• [Required task]: Write out the full set of records exactly. Any pictures in them do not belong in the copy.

++++ Exercise input ++++

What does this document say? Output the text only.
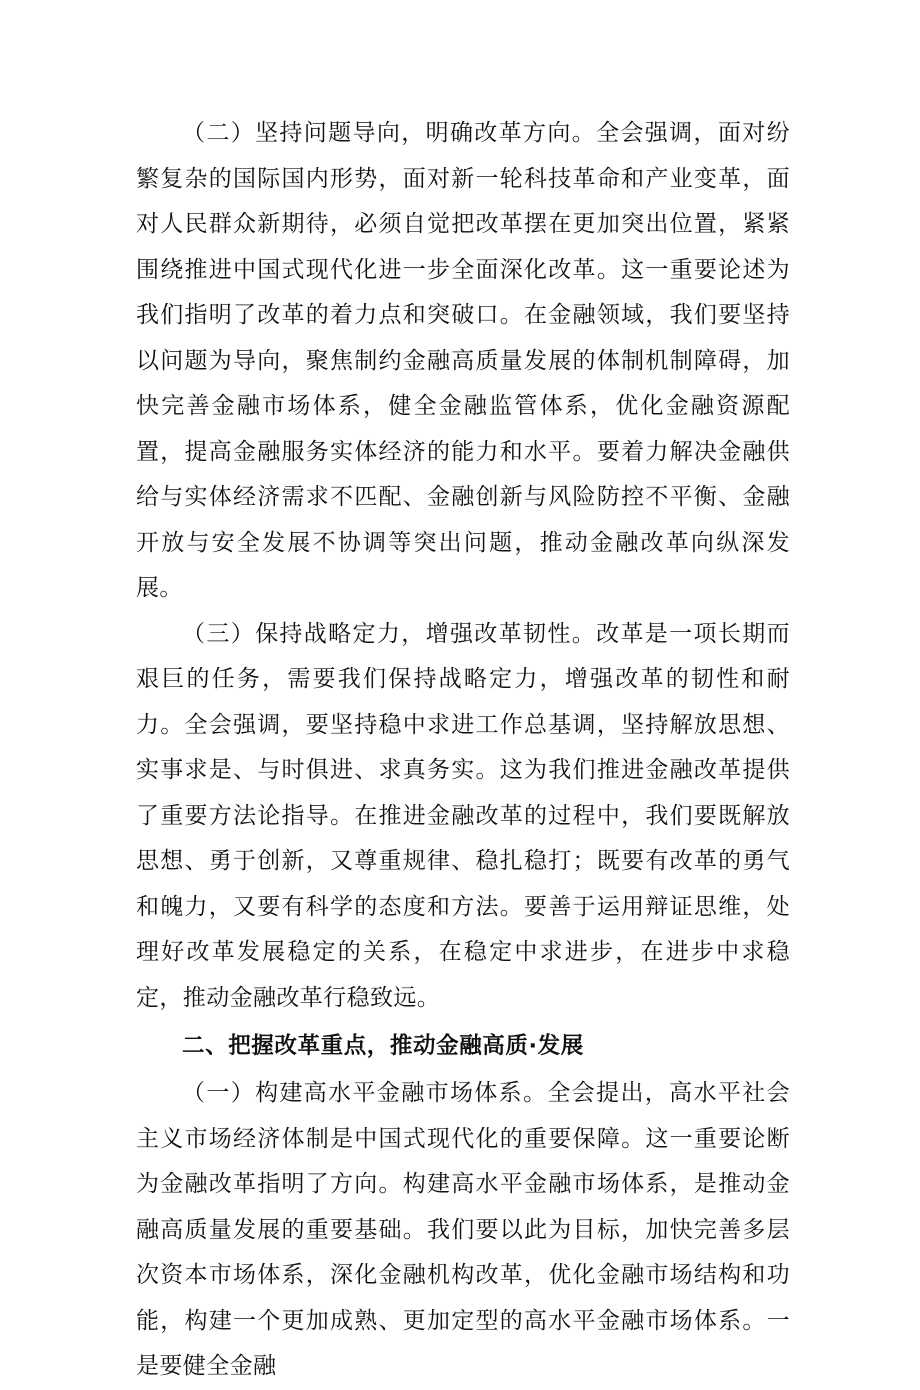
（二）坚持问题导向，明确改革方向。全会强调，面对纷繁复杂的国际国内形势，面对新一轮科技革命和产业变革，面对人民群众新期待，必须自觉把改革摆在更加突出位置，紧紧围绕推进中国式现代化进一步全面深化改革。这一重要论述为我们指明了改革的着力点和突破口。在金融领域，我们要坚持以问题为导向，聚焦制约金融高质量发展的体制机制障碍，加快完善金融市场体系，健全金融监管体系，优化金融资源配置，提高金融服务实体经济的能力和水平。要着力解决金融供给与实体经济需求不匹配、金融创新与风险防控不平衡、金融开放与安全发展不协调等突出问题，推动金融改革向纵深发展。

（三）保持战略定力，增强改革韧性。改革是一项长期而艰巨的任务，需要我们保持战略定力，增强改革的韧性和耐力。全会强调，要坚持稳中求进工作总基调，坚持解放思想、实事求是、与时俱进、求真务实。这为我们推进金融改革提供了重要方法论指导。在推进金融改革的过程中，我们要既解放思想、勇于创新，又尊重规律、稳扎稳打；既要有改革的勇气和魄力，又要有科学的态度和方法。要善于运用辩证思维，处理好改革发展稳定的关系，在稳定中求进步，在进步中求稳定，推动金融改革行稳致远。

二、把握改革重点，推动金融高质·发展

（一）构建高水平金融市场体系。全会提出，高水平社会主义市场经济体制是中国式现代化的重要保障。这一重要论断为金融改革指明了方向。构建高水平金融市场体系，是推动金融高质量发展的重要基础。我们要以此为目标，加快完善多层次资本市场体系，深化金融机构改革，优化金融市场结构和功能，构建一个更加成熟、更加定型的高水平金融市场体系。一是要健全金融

++++

• [Solution]:
What does this document say? Output the text only.
（二）坚持问题导向，明确改革方向。全会强调，面对纷繁复杂的国际国内形势，面对新一轮科技革命和产业变革，面对人民群众新期待，必须自觉把改革摆在更加突出位置，紧紧围绕推进中国式现代化进一步全面深化改革。这一重要论述为我们指明了改革的着力点和突破口。在金融领域，我们要坚持以问题为导向，聚焦制约金融高质量发展的体制机制障碍，加快完善金融市场体系，健全金融监管体系，优化金融资源配置，提高金融服务实体经济的能力和水平。要着力解决金融供给与实体经济需求不匹配、金融创新与风险防控不平衡、金融开放与安全发展不协调等突出问题，推动金融改革向纵深发展。

（三）保持战略定力，增强改革韧性。改革是一项长期而艰巨的任务，需要我们保持战略定力，增强改革的韧性和耐力。全会强调，要坚持稳中求进工作总基调，坚持解放思想、实事求是、与时俱进、求真务实。这为我们推进金融改革提供了重要方法论指导。在推进金融改革的过程中，我们要既解放思想、勇于创新，又尊重规律、稳扎稳打；既要有改革的勇气和魄力，又要有科学的态度和方法。要善于运用辩证思维，处理好改革发展稳定的关系，在稳定中求进步，在进步中求稳定，推动金融改革行稳致远。

二、把握改革重点，推动金融高质·发展

（一）构建高水平金融市场体系。全会提出，高水平社会主义市场经济体制是中国式现代化的重要保障。这一重要论断为金融改革指明了方向。构建高水平金融市场体系，是推动金融高质量发展的重要基础。我们要以此为目标，加快完善多层次资本市场体系，深化金融机构改革，优化金融市场结构和功能，构建一个更加成熟、更加定型的高水平金融市场体系。一是要健全金融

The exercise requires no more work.